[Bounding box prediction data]
= = =

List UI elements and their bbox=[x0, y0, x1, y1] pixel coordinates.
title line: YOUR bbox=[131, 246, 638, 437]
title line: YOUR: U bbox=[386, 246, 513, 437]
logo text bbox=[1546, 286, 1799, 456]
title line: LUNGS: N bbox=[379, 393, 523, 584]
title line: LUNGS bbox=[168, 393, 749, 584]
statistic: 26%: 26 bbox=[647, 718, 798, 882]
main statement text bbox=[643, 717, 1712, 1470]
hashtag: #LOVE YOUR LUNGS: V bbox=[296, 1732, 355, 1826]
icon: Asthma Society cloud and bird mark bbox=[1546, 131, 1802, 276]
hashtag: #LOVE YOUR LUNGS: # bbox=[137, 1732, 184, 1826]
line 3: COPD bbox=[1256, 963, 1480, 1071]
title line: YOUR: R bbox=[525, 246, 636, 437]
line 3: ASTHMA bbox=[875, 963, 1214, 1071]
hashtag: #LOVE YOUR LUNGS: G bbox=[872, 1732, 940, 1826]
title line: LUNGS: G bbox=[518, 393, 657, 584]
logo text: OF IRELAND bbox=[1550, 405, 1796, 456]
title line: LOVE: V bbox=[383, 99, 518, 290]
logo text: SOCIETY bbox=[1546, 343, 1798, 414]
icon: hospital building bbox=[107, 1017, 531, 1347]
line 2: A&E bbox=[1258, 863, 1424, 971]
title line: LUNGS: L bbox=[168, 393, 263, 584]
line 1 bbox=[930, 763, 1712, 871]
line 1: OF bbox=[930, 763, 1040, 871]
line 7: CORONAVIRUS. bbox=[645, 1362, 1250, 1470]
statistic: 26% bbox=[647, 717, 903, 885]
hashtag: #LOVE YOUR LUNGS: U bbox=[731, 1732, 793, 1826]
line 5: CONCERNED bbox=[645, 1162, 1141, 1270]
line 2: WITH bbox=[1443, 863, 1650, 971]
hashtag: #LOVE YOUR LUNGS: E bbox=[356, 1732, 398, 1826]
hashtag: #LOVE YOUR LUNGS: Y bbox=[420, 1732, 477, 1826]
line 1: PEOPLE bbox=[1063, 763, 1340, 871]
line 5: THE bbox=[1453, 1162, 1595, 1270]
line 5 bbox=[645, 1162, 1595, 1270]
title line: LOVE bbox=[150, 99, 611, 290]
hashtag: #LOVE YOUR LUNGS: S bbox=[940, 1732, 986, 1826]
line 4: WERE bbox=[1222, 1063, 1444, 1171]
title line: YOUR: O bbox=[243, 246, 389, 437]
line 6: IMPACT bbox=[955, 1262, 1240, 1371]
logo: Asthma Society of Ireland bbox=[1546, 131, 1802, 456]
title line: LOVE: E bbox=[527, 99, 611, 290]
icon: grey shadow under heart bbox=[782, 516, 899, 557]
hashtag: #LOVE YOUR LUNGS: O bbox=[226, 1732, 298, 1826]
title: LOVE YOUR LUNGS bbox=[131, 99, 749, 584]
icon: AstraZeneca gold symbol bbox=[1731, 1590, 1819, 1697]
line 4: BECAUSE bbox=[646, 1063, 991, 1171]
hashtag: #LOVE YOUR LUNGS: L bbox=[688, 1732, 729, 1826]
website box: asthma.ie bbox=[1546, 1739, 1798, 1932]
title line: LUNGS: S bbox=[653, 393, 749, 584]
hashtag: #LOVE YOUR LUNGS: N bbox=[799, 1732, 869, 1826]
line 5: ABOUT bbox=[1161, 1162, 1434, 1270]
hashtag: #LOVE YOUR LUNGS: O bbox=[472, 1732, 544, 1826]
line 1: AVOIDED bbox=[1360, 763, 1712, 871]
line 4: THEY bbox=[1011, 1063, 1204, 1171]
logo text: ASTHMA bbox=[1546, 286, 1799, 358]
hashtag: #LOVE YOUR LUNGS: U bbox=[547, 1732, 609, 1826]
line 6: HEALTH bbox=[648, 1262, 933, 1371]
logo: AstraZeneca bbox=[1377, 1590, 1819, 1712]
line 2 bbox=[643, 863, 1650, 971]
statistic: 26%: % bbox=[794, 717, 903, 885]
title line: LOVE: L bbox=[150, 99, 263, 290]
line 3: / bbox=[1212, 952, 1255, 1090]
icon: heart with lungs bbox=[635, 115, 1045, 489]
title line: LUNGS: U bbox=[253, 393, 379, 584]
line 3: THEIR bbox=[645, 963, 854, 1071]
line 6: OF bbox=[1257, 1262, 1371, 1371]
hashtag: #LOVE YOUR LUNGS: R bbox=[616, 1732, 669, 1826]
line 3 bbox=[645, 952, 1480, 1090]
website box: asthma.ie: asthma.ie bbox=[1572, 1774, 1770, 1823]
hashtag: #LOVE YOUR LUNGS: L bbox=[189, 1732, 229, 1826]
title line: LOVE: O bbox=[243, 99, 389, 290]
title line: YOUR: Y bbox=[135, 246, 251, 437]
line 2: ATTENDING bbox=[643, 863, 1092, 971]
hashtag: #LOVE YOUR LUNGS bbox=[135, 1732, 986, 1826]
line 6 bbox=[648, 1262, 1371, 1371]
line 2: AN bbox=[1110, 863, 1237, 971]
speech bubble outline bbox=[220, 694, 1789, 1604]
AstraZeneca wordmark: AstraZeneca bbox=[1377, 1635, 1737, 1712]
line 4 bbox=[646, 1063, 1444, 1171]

= = =

Please write out all of the records above, character for character.

List UI elements and their bbox=[x0, y0, x1, y1] pixel coordinates.
title line: YOUR bbox=[131, 246, 638, 437]
title line: YOUR: U bbox=[386, 246, 513, 437]
logo text bbox=[1546, 286, 1799, 456]
title line: LUNGS: N bbox=[379, 393, 523, 584]
title line: LUNGS bbox=[168, 393, 749, 584]
statistic: 26%: 26 bbox=[647, 718, 798, 882]
main statement text bbox=[643, 717, 1712, 1470]
hashtag: #LOVE YOUR LUNGS: V bbox=[296, 1732, 355, 1826]
icon: Asthma Society cloud and bird mark bbox=[1546, 131, 1802, 276]
hashtag: #LOVE YOUR LUNGS: # bbox=[137, 1732, 184, 1826]
line 3: COPD bbox=[1256, 963, 1480, 1071]
title line: YOUR: R bbox=[525, 246, 636, 437]
line 3: ASTHMA bbox=[875, 963, 1214, 1071]
hashtag: #LOVE YOUR LUNGS: G bbox=[872, 1732, 940, 1826]
title line: LUNGS: G bbox=[518, 393, 657, 584]
logo text: OF IRELAND bbox=[1550, 405, 1796, 456]
title line: LOVE: V bbox=[383, 99, 518, 290]
logo text: SOCIETY bbox=[1546, 343, 1798, 414]
icon: hospital building bbox=[107, 1017, 531, 1347]
line 2: A&E bbox=[1258, 863, 1424, 971]
title line: LUNGS: L bbox=[168, 393, 263, 584]
line 1 bbox=[930, 763, 1712, 871]
line 1: OF bbox=[930, 763, 1040, 871]
line 7: CORONAVIRUS. bbox=[645, 1362, 1250, 1470]
statistic: 26% bbox=[647, 717, 903, 885]
hashtag: #LOVE YOUR LUNGS: U bbox=[731, 1732, 793, 1826]
line 5: CONCERNED bbox=[645, 1162, 1141, 1270]
line 2: WITH bbox=[1443, 863, 1650, 971]
hashtag: #LOVE YOUR LUNGS: E bbox=[356, 1732, 398, 1826]
hashtag: #LOVE YOUR LUNGS: Y bbox=[420, 1732, 477, 1826]
line 1: PEOPLE bbox=[1063, 763, 1340, 871]
line 5: THE bbox=[1453, 1162, 1595, 1270]
line 5 bbox=[645, 1162, 1595, 1270]
title line: LOVE bbox=[150, 99, 611, 290]
hashtag: #LOVE YOUR LUNGS: S bbox=[940, 1732, 986, 1826]
line 4: WERE bbox=[1222, 1063, 1444, 1171]
title line: YOUR: O bbox=[243, 246, 389, 437]
line 6: IMPACT bbox=[955, 1262, 1240, 1371]
logo: Asthma Society of Ireland bbox=[1546, 131, 1802, 456]
title line: LOVE: E bbox=[527, 99, 611, 290]
icon: grey shadow under heart bbox=[782, 516, 899, 557]
hashtag: #LOVE YOUR LUNGS: O bbox=[226, 1732, 298, 1826]
title: LOVE YOUR LUNGS bbox=[131, 99, 749, 584]
icon: AstraZeneca gold symbol bbox=[1731, 1590, 1819, 1697]
line 4: BECAUSE bbox=[646, 1063, 991, 1171]
hashtag: #LOVE YOUR LUNGS: L bbox=[688, 1732, 729, 1826]
website box: asthma.ie bbox=[1546, 1739, 1798, 1932]
title line: LUNGS: S bbox=[653, 393, 749, 584]
hashtag: #LOVE YOUR LUNGS: N bbox=[799, 1732, 869, 1826]
line 5: ABOUT bbox=[1161, 1162, 1434, 1270]
hashtag: #LOVE YOUR LUNGS: O bbox=[472, 1732, 544, 1826]
line 1: AVOIDED bbox=[1360, 763, 1712, 871]
line 4: THEY bbox=[1011, 1063, 1204, 1171]
logo text: ASTHMA bbox=[1546, 286, 1799, 358]
hashtag: #LOVE YOUR LUNGS: U bbox=[547, 1732, 609, 1826]
line 6: HEALTH bbox=[648, 1262, 933, 1371]
logo: AstraZeneca bbox=[1377, 1590, 1819, 1712]
line 2 bbox=[643, 863, 1650, 971]
statistic: 26%: % bbox=[794, 717, 903, 885]
title line: LOVE: L bbox=[150, 99, 263, 290]
line 3: / bbox=[1212, 952, 1255, 1090]
icon: heart with lungs bbox=[635, 115, 1045, 489]
title line: LUNGS: U bbox=[253, 393, 379, 584]
line 3: THEIR bbox=[645, 963, 854, 1071]
line 6: OF bbox=[1257, 1262, 1371, 1371]
hashtag: #LOVE YOUR LUNGS: R bbox=[616, 1732, 669, 1826]
line 3 bbox=[645, 952, 1480, 1090]
website box: asthma.ie: asthma.ie bbox=[1572, 1774, 1770, 1823]
hashtag: #LOVE YOUR LUNGS: L bbox=[189, 1732, 229, 1826]
title line: LOVE: O bbox=[243, 99, 389, 290]
title line: YOUR: Y bbox=[135, 246, 251, 437]
line 2: ATTENDING bbox=[643, 863, 1092, 971]
hashtag: #LOVE YOUR LUNGS bbox=[135, 1732, 986, 1826]
line 6 bbox=[648, 1262, 1371, 1371]
line 2: AN bbox=[1110, 863, 1237, 971]
speech bubble outline bbox=[220, 694, 1789, 1604]
AstraZeneca wordmark: AstraZeneca bbox=[1377, 1635, 1737, 1712]
line 4 bbox=[646, 1063, 1444, 1171]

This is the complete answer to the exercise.